Set exercise →
Each line of the listing that contains the word "Road" is to be copied.

Records provided →
• • • • •

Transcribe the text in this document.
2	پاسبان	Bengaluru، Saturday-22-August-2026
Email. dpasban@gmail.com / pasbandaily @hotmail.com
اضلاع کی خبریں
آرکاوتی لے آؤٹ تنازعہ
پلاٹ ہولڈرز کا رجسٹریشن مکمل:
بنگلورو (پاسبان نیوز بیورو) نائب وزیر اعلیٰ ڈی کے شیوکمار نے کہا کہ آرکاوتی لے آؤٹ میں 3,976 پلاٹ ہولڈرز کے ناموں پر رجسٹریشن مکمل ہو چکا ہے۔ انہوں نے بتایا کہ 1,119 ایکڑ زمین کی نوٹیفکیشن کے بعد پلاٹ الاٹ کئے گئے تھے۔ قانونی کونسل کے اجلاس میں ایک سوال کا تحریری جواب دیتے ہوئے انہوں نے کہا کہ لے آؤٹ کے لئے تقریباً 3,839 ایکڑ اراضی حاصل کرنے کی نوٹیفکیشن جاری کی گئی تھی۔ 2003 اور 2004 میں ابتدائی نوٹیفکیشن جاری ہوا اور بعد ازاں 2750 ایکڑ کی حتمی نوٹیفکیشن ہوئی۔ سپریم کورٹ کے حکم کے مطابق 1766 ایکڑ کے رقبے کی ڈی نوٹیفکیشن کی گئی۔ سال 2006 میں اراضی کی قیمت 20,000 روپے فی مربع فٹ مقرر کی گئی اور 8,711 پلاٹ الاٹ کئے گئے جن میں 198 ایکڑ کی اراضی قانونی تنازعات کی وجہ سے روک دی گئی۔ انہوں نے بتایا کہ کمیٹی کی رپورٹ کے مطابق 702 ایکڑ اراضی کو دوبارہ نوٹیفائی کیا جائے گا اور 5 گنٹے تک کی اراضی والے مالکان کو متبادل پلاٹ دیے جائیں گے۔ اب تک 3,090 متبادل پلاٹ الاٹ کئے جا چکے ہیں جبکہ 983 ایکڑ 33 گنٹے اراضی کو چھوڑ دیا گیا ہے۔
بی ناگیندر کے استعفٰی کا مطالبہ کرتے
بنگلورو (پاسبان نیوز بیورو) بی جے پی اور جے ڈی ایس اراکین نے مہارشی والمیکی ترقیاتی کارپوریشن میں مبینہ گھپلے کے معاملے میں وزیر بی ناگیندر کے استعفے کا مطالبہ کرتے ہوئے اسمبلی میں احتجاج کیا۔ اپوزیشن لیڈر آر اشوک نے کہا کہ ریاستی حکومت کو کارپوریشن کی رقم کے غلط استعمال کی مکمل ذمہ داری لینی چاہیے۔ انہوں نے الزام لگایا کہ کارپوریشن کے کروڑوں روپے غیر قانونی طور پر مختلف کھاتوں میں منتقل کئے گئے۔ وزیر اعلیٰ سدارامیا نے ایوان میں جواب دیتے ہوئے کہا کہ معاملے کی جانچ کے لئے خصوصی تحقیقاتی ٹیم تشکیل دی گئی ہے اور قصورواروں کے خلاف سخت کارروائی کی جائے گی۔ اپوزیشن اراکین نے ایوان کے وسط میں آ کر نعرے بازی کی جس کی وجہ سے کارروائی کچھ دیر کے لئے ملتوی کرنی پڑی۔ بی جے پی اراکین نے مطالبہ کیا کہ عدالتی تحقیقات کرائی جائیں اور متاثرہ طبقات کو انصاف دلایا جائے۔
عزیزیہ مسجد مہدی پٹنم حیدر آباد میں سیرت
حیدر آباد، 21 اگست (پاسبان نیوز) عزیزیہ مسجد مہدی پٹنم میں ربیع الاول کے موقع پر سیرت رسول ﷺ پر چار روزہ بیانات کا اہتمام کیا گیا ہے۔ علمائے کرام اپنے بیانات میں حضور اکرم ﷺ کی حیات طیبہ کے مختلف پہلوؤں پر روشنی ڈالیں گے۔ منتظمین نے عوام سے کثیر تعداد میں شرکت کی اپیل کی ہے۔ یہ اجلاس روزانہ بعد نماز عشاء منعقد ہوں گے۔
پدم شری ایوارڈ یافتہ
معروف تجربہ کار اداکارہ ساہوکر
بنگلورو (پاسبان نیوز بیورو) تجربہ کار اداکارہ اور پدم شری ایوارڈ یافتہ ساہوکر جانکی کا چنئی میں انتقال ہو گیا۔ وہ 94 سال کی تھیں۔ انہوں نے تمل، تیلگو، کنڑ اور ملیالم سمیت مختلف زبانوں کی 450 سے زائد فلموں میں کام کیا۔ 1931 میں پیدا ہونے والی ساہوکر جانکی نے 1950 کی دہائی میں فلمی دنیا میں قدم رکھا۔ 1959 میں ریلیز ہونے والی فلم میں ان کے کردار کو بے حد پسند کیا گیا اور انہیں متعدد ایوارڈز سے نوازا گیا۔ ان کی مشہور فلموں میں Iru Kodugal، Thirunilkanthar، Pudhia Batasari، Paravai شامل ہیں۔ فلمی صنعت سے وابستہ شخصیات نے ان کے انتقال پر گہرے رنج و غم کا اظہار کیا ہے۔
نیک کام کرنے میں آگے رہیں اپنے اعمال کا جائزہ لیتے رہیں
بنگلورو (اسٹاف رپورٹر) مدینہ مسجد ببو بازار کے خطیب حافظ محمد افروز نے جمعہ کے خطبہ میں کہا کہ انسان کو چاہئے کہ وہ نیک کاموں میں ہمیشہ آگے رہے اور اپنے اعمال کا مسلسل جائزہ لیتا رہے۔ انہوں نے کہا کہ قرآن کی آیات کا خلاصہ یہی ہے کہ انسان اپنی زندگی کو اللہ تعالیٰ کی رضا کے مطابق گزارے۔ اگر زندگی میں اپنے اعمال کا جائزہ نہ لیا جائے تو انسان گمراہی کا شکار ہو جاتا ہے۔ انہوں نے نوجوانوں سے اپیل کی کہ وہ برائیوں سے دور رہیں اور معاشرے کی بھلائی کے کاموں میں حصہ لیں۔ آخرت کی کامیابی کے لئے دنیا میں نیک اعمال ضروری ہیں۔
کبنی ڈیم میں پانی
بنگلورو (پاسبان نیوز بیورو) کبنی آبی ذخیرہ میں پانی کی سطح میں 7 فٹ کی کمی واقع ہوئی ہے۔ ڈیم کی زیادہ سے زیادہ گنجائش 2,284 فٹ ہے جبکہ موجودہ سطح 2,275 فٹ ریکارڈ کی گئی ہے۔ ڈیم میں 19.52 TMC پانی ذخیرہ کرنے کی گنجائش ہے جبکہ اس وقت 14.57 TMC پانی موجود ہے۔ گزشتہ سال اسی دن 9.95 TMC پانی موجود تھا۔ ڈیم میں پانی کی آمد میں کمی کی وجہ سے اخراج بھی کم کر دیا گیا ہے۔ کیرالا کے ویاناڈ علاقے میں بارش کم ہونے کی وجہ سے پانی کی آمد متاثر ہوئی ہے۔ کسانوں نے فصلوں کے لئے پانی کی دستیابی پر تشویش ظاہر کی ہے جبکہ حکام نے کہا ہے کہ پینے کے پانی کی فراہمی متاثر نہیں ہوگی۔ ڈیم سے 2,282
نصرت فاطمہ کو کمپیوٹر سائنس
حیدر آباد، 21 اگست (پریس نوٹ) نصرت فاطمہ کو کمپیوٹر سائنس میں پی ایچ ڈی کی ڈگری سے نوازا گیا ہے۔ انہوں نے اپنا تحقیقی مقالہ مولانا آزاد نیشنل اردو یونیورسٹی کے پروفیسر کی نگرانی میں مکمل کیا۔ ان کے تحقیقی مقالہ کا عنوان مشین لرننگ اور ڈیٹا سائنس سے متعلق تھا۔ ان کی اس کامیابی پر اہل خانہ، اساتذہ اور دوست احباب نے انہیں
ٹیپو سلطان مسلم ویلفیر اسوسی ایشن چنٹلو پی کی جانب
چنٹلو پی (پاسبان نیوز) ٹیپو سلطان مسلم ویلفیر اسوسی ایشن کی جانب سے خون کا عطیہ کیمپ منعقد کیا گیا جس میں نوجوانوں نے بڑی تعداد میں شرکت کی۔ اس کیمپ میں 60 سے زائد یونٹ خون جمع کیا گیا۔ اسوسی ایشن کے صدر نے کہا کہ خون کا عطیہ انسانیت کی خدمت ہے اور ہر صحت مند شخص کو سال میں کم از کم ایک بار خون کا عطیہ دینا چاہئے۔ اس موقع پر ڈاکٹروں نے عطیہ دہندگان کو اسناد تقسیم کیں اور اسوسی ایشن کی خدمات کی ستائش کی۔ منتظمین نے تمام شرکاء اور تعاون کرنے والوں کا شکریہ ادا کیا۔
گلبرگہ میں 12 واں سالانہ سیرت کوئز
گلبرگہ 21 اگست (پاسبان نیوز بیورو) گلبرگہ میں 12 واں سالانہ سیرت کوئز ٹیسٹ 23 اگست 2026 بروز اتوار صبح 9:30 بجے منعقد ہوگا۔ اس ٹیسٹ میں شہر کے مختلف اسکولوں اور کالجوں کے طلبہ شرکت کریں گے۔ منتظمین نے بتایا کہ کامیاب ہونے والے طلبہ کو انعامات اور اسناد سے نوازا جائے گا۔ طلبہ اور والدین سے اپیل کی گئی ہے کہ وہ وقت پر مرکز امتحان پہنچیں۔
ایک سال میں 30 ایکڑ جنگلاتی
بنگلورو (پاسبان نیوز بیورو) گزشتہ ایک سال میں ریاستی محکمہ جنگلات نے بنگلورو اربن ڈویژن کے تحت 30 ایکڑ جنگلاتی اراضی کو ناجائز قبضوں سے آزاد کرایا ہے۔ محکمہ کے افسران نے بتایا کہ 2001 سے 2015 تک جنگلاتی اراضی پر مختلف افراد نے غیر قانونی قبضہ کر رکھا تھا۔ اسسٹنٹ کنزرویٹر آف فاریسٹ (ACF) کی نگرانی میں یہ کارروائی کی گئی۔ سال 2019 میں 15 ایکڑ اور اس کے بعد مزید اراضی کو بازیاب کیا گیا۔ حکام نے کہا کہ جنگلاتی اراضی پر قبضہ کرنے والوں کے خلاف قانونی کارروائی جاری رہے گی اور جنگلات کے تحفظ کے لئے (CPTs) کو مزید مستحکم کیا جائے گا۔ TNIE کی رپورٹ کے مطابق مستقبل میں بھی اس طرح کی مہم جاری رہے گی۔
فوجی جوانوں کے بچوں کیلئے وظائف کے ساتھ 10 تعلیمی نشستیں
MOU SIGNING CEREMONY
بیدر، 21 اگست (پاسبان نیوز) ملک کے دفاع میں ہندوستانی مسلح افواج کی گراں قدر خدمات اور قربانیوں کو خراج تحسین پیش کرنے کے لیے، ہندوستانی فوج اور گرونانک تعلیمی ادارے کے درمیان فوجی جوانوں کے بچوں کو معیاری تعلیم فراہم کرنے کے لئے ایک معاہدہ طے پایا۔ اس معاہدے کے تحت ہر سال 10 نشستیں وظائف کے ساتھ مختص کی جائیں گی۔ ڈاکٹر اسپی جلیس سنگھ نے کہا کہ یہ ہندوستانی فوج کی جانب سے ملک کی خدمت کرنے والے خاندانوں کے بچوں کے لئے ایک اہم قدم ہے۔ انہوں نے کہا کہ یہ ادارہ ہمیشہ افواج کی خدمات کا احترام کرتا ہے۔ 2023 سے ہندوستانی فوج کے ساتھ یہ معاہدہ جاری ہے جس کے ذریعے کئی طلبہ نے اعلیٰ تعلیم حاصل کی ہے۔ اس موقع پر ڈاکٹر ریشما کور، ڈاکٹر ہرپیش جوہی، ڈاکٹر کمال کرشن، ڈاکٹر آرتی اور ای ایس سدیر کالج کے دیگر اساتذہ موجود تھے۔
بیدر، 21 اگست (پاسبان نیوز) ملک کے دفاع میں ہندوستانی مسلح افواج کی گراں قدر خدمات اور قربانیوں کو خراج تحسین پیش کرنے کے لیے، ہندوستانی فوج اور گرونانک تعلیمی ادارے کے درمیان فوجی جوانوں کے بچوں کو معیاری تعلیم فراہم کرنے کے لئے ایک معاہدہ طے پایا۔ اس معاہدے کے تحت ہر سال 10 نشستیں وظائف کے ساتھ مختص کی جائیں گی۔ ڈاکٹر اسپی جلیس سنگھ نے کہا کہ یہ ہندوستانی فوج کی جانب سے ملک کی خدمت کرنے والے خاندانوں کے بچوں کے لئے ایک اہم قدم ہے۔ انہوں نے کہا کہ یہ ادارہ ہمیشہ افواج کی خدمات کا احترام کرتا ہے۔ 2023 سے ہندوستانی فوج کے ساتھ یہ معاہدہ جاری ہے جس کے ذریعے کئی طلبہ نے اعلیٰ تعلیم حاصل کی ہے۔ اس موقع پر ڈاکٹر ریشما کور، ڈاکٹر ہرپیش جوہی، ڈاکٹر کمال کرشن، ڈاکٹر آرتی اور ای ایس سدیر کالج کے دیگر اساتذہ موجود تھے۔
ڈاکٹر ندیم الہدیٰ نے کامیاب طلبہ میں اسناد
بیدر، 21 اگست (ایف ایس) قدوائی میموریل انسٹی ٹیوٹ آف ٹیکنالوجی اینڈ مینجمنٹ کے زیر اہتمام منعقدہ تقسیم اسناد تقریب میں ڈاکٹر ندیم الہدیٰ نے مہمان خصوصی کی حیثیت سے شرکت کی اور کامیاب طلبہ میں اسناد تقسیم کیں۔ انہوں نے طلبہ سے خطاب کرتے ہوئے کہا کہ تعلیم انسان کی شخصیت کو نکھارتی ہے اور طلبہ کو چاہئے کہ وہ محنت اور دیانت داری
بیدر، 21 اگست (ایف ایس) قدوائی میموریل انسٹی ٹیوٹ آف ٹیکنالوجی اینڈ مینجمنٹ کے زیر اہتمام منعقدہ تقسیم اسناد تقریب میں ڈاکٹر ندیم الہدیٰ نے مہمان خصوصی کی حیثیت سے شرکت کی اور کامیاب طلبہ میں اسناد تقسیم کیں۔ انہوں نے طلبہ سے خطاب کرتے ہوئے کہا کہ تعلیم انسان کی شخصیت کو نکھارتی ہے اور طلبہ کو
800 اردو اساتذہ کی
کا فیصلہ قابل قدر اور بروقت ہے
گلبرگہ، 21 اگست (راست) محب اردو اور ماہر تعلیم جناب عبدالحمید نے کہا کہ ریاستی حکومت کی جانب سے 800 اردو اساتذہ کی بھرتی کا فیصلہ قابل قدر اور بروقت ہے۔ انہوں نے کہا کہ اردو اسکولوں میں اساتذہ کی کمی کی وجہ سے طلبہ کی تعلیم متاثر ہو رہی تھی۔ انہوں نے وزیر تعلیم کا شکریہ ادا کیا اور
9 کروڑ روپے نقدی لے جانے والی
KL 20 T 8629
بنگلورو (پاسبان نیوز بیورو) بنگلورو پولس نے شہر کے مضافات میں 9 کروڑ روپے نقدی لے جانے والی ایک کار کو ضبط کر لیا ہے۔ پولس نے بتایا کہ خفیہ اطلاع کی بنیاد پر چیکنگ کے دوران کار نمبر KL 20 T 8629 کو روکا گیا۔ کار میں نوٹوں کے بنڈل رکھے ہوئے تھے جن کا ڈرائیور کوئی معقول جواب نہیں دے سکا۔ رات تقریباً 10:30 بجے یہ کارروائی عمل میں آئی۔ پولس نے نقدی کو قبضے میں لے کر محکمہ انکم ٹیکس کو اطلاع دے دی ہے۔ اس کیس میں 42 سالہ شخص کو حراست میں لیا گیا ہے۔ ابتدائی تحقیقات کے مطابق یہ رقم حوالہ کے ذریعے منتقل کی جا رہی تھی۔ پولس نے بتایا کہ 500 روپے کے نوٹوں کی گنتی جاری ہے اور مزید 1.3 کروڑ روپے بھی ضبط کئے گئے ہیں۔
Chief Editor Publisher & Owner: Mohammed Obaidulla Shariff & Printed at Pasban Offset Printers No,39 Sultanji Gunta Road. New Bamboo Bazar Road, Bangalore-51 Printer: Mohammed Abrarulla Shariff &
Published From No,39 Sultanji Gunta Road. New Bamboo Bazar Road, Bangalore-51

• • • • •

Finished task →
Chief Editor Publisher & Owner: Mohammed Obaidulla Shariff & Printed at Pasban Offset Printers No,39 Sultanji Gunta Road. New Bamboo Bazar Road, Bangalore-51 Printer: Mohammed Abrarulla Shariff &
Published From No,39 Sultanji Gunta Road. New Bamboo Bazar Road, Bangalore-51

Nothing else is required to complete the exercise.